== STATED EXERCISE ==
Give the data again exactly as written, skipping any pictures.

[Dataset listings of figures]

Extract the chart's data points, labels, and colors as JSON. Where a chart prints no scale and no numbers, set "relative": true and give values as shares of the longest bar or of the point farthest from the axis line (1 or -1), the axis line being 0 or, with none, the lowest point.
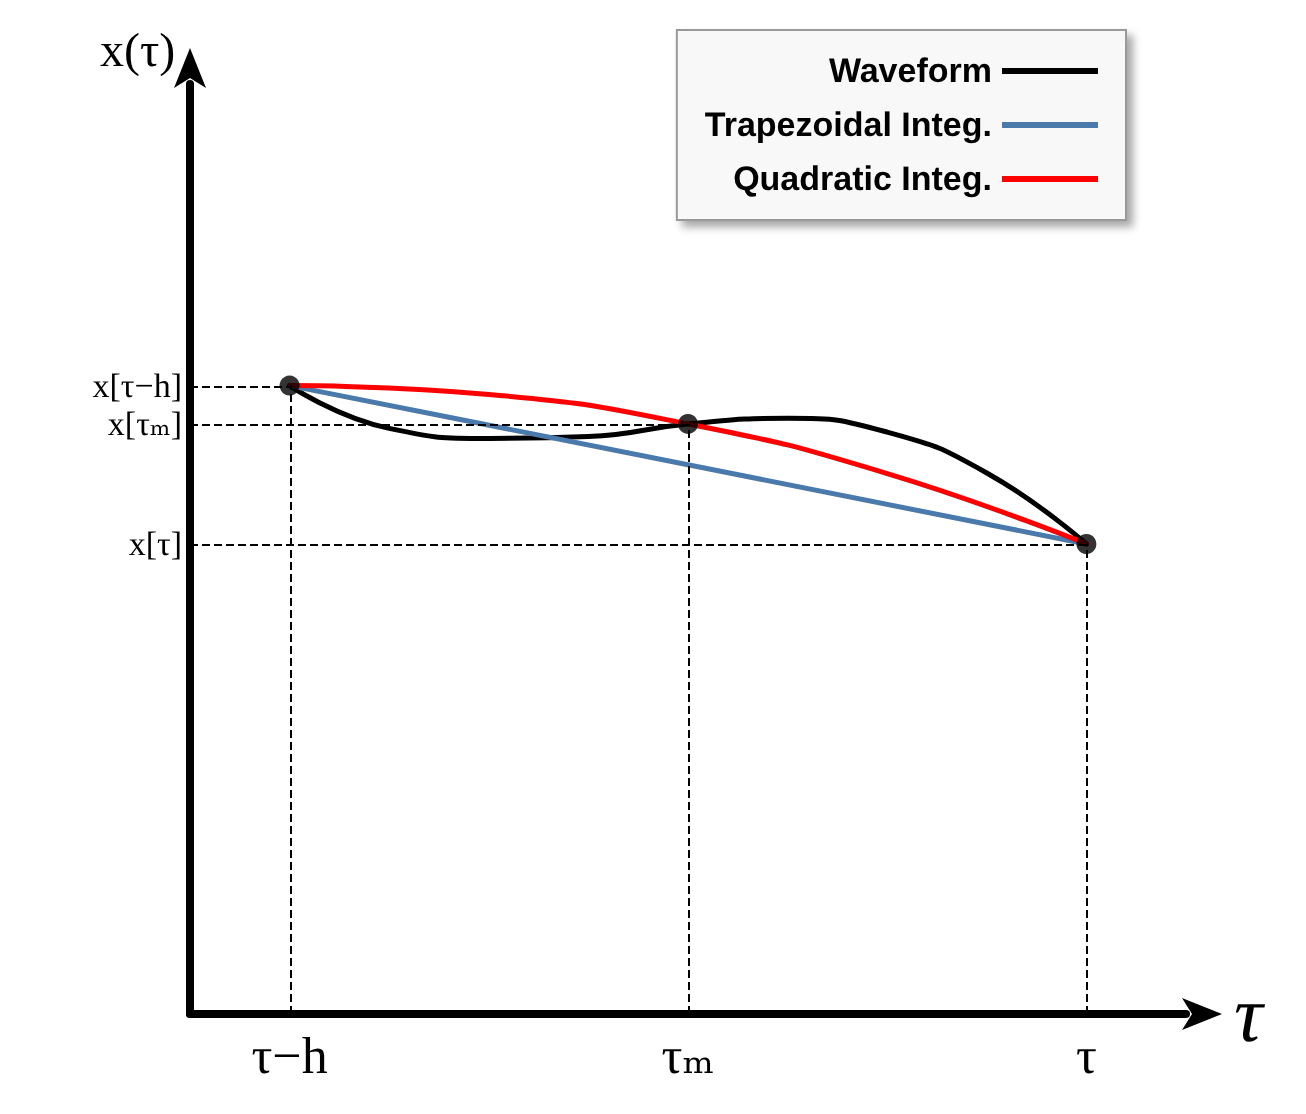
{
  "chart_data": {
    "type": "line",
    "relative": true,
    "xlabel": "τ",
    "annotations": [
      "x(τ)"
    ],
    "categories": [
      null,
      "τ−h",
      null,
      null,
      null,
      "τₘ",
      null,
      null,
      null,
      "τ",
      null
    ],
    "series": [
      {
        "name": "Waveform",
        "color": "#000000",
        "values": [
          null,
          1,
          0.932,
          0.916,
          0.919,
          0.939,
          0.948,
          0.926,
          0.861,
          0.748,
          null
        ]
      },
      {
        "name": "Trapezoidal Integ.",
        "color": "#4a7aab",
        "values": [
          null,
          1,
          null,
          null,
          null,
          null,
          null,
          null,
          null,
          0.748,
          null
        ]
      },
      {
        "name": "Quadratic Integ.",
        "color": "#ff0000",
        "values": [
          null,
          1,
          null,
          0.986,
          null,
          0.939,
          null,
          0.86,
          null,
          0.748,
          null
        ]
      },
      {
        "type": "scatter",
        "color": "#000000",
        "marker": "circle",
        "x": [
          "τ−h",
          "τₘ",
          "τ"
        ],
        "values": [
          1,
          0.939,
          0.748
        ]
      }
    ],
    "ref_lines": [
      {
        "axis": "y",
        "value": 1,
        "label": "x[τ−h]",
        "line_style": "dashed"
      },
      {
        "axis": "y",
        "value": 0.939,
        "label": "x[τₘ]",
        "line_style": "dashed"
      },
      {
        "axis": "y",
        "value": 0.748,
        "label": "x[τ]",
        "line_style": "dashed"
      },
      {
        "axis": "x",
        "value": "τ−h",
        "line_style": "dashed"
      },
      {
        "axis": "x",
        "value": "τₘ",
        "line_style": "dashed"
      },
      {
        "axis": "x",
        "value": "τ",
        "line_style": "dashed"
      }
    ],
    "legend": "top right",
    "line_style": "solid",
    "grid": false
  }
}
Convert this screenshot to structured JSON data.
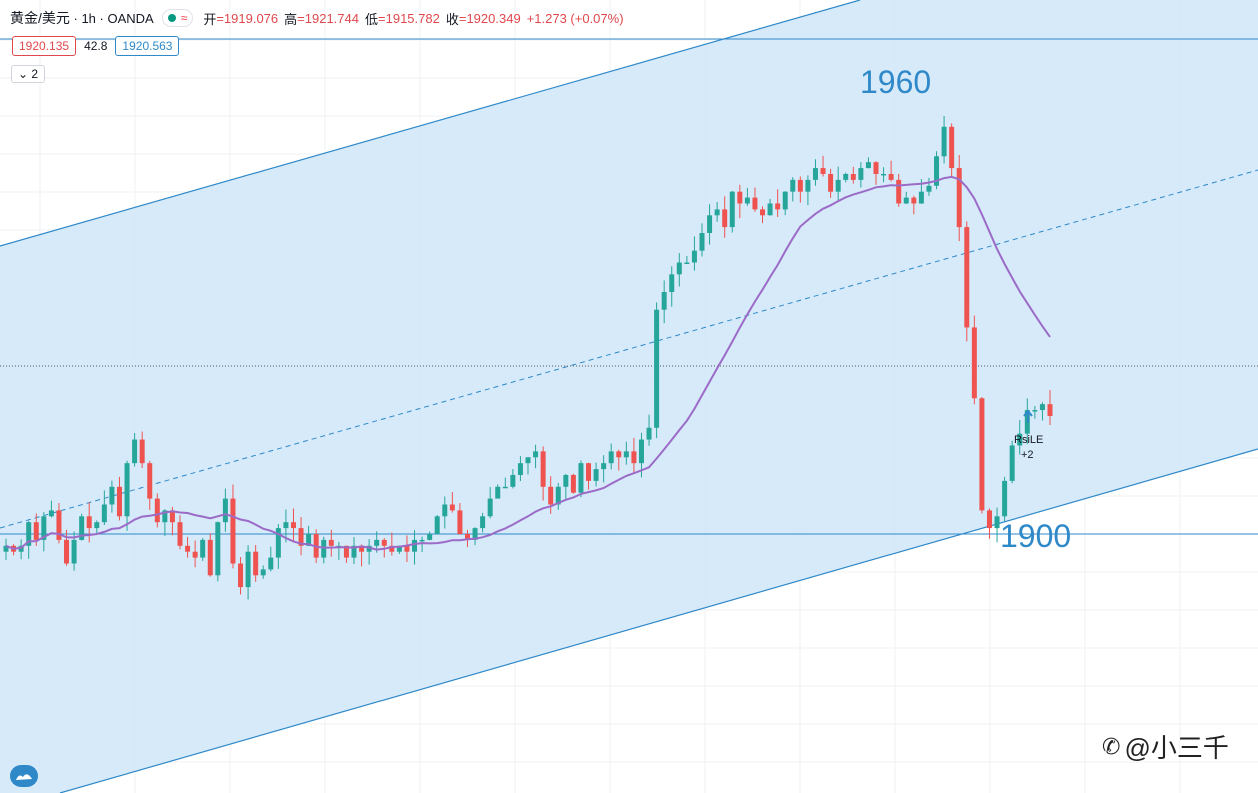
{
  "header": {
    "symbol": "黄金/美元",
    "interval": "1h",
    "broker": "OANDA",
    "open_label": "开",
    "open_value": "=1919.076",
    "high_label": "高",
    "high_value": "=1921.744",
    "low_label": "低",
    "low_value": "=1915.782",
    "close_label": "收",
    "close_value": "=1920.349",
    "change": "+1.273 (+0.07%)"
  },
  "quote": {
    "sell": "1920.135",
    "spread": "42.8",
    "buy": "1920.563"
  },
  "indicator_toggle": "2",
  "watermark": "@小三千",
  "chart_data": {
    "type": "candlestick",
    "annotations": [
      {
        "text": "1960",
        "color": "#2f89c9"
      },
      {
        "text": "1900",
        "color": "#2f89c9"
      },
      {
        "text": "RsiLE",
        "color": "#131722"
      },
      {
        "text": "+2",
        "color": "#131722"
      }
    ],
    "levels": [
      {
        "price": 1966,
        "label": ""
      },
      {
        "price": 1900,
        "label": "1900"
      }
    ],
    "current_price": 1920.349,
    "ylim": [
      1872,
      1970
    ],
    "channel": {
      "fill": "#cfe6f9",
      "line": "#2f89c9"
    },
    "colors": {
      "up": "#26a69a",
      "down": "#ef5350",
      "ma": "#9b6bc7"
    },
    "candles": [
      1898,
      1897,
      1898,
      1902,
      1899,
      1903,
      1904,
      1899,
      1895,
      1899,
      1903,
      1901,
      1902,
      1905,
      1908,
      1903,
      1912,
      1916,
      1912,
      1906,
      1902,
      1904,
      1902,
      1898,
      1897,
      1896,
      1899,
      1893,
      1902,
      1906,
      1895,
      1891,
      1897,
      1893,
      1894,
      1896,
      1901,
      1902,
      1901,
      1898,
      1900,
      1896,
      1899,
      1898,
      1898,
      1896,
      1898,
      1897,
      1898,
      1899,
      1898,
      1897,
      1898,
      1897,
      1899,
      1899,
      1900,
      1903,
      1905,
      1904,
      1900,
      1899,
      1901,
      1903,
      1906,
      1908,
      1908,
      1910,
      1912,
      1913,
      1914,
      1908,
      1905,
      1908,
      1910,
      1907,
      1912,
      1909,
      1911,
      1912,
      1914,
      1913,
      1914,
      1912,
      1916,
      1918,
      1938,
      1941,
      1944,
      1946,
      1946,
      1948,
      1951,
      1954,
      1955,
      1952,
      1958,
      1956,
      1957,
      1955,
      1954,
      1956,
      1955,
      1958,
      1960,
      1958,
      1960,
      1962,
      1961,
      1958,
      1960,
      1961,
      1960,
      1962,
      1963,
      1961,
      1961,
      1960,
      1956,
      1957,
      1956,
      1958,
      1959,
      1964,
      1969,
      1962,
      1952,
      1935,
      1923,
      1904,
      1901,
      1903,
      1909,
      1915,
      1917,
      1921,
      1921,
      1922,
      1920
    ],
    "ma_note": "purple moving average"
  }
}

== EXERCISE SOLUTION ==
Extract the chart's data points, labels, and colors as JSON. Where a chart prints no scale and no numbers, set "relative": true and give values as shares of the longest bar or of the point farthest from the axis line (1 or -1), the axis line being 0 or, with none, the lowest point.
{
  "chart_data": {
    "type": "line",
    "relative": true,
    "xlabel": "τ",
    "annotations": [
      "x(τ)"
    ],
    "categories": [
      null,
      "τ−h",
      null,
      null,
      null,
      "τₘ",
      null,
      null,
      null,
      "τ",
      null
    ],
    "series": [
      {
        "name": "Waveform",
        "color": "#000000",
        "values": [
          null,
          1,
          0.932,
          0.916,
          0.919,
          0.939,
          0.948,
          0.926,
          0.861,
          0.748,
          null
        ]
      },
      {
        "name": "Trapezoidal Integ.",
        "color": "#4a7aab",
        "values": [
          null,
          1,
          null,
          null,
          null,
          null,
          null,
          null,
          null,
          0.748,
          null
        ]
      },
      {
        "name": "Quadratic Integ.",
        "color": "#ff0000",
        "values": [
          null,
          1,
          null,
          0.986,
          null,
          0.939,
          null,
          0.86,
          null,
          0.748,
          null
        ]
      },
      {
        "type": "scatter",
        "color": "#000000",
        "marker": "circle",
        "x": [
          "τ−h",
          "τₘ",
          "τ"
        ],
        "values": [
          1,
          0.939,
          0.748
        ]
      }
    ],
    "ref_lines": [
      {
        "axis": "y",
        "value": 1,
        "label": "x[τ−h]",
        "line_style": "dashed"
      },
      {
        "axis": "y",
        "value": 0.939,
        "label": "x[τₘ]",
        "line_style": "dashed"
      },
      {
        "axis": "y",
        "value": 0.748,
        "label": "x[τ]",
        "line_style": "dashed"
      },
      {
        "axis": "x",
        "value": "τ−h",
        "line_style": "dashed"
      },
      {
        "axis": "x",
        "value": "τₘ",
        "line_style": "dashed"
      },
      {
        "axis": "x",
        "value": "τ",
        "line_style": "dashed"
      }
    ],
    "legend": "top right",
    "line_style": "solid",
    "grid": false
  }
}
Convert this screenshot to structured JSON data.
{
  "header": {
    "symbol": "黄金/美元",
    "interval": "1h",
    "broker": "OANDA",
    "open_label": "开",
    "open_value": "=1919.076",
    "high_label": "高",
    "high_value": "=1921.744",
    "low_label": "低",
    "low_value": "=1915.782",
    "close_label": "收",
    "close_value": "=1920.349",
    "change": "+1.273 (+0.07%)"
  },
  "quote": {
    "sell": "1920.135",
    "spread": "42.8",
    "buy": "1920.563"
  },
  "indicator_toggle": "2",
  "watermark": "@小三千",
  "chart_data": {
    "type": "candlestick",
    "annotations": [
      {
        "text": "1960",
        "color": "#2f89c9"
      },
      {
        "text": "1900",
        "color": "#2f89c9"
      },
      {
        "text": "RsiLE",
        "color": "#131722"
      },
      {
        "text": "+2",
        "color": "#131722"
      }
    ],
    "levels": [
      {
        "price": 1966,
        "label": ""
      },
      {
        "price": 1900,
        "label": "1900"
      }
    ],
    "current_price": 1920.349,
    "ylim": [
      1872,
      1970
    ],
    "channel": {
      "fill": "#cfe6f9",
      "line": "#2f89c9"
    },
    "colors": {
      "up": "#26a69a",
      "down": "#ef5350",
      "ma": "#9b6bc7"
    },
    "candles": [
      1898,
      1897,
      1898,
      1902,
      1899,
      1903,
      1904,
      1899,
      1895,
      1899,
      1903,
      1901,
      1902,
      1905,
      1908,
      1903,
      1912,
      1916,
      1912,
      1906,
      1902,
      1904,
      1902,
      1898,
      1897,
      1896,
      1899,
      1893,
      1902,
      1906,
      1895,
      1891,
      1897,
      1893,
      1894,
      1896,
      1901,
      1902,
      1901,
      1898,
      1900,
      1896,
      1899,
      1898,
      1898,
      1896,
      1898,
      1897,
      1898,
      1899,
      1898,
      1897,
      1898,
      1897,
      1899,
      1899,
      1900,
      1903,
      1905,
      1904,
      1900,
      1899,
      1901,
      1903,
      1906,
      1908,
      1908,
      1910,
      1912,
      1913,
      1914,
      1908,
      1905,
      1908,
      1910,
      1907,
      1912,
      1909,
      1911,
      1912,
      1914,
      1913,
      1914,
      1912,
      1916,
      1918,
      1938,
      1941,
      1944,
      1946,
      1946,
      1948,
      1951,
      1954,
      1955,
      1952,
      1958,
      1956,
      1957,
      1955,
      1954,
      1956,
      1955,
      1958,
      1960,
      1958,
      1960,
      1962,
      1961,
      1958,
      1960,
      1961,
      1960,
      1962,
      1963,
      1961,
      1961,
      1960,
      1956,
      1957,
      1956,
      1958,
      1959,
      1964,
      1969,
      1962,
      1952,
      1935,
      1923,
      1904,
      1901,
      1903,
      1909,
      1915,
      1917,
      1921,
      1921,
      1922,
      1920
    ],
    "ma_note": "purple moving average"
  }
}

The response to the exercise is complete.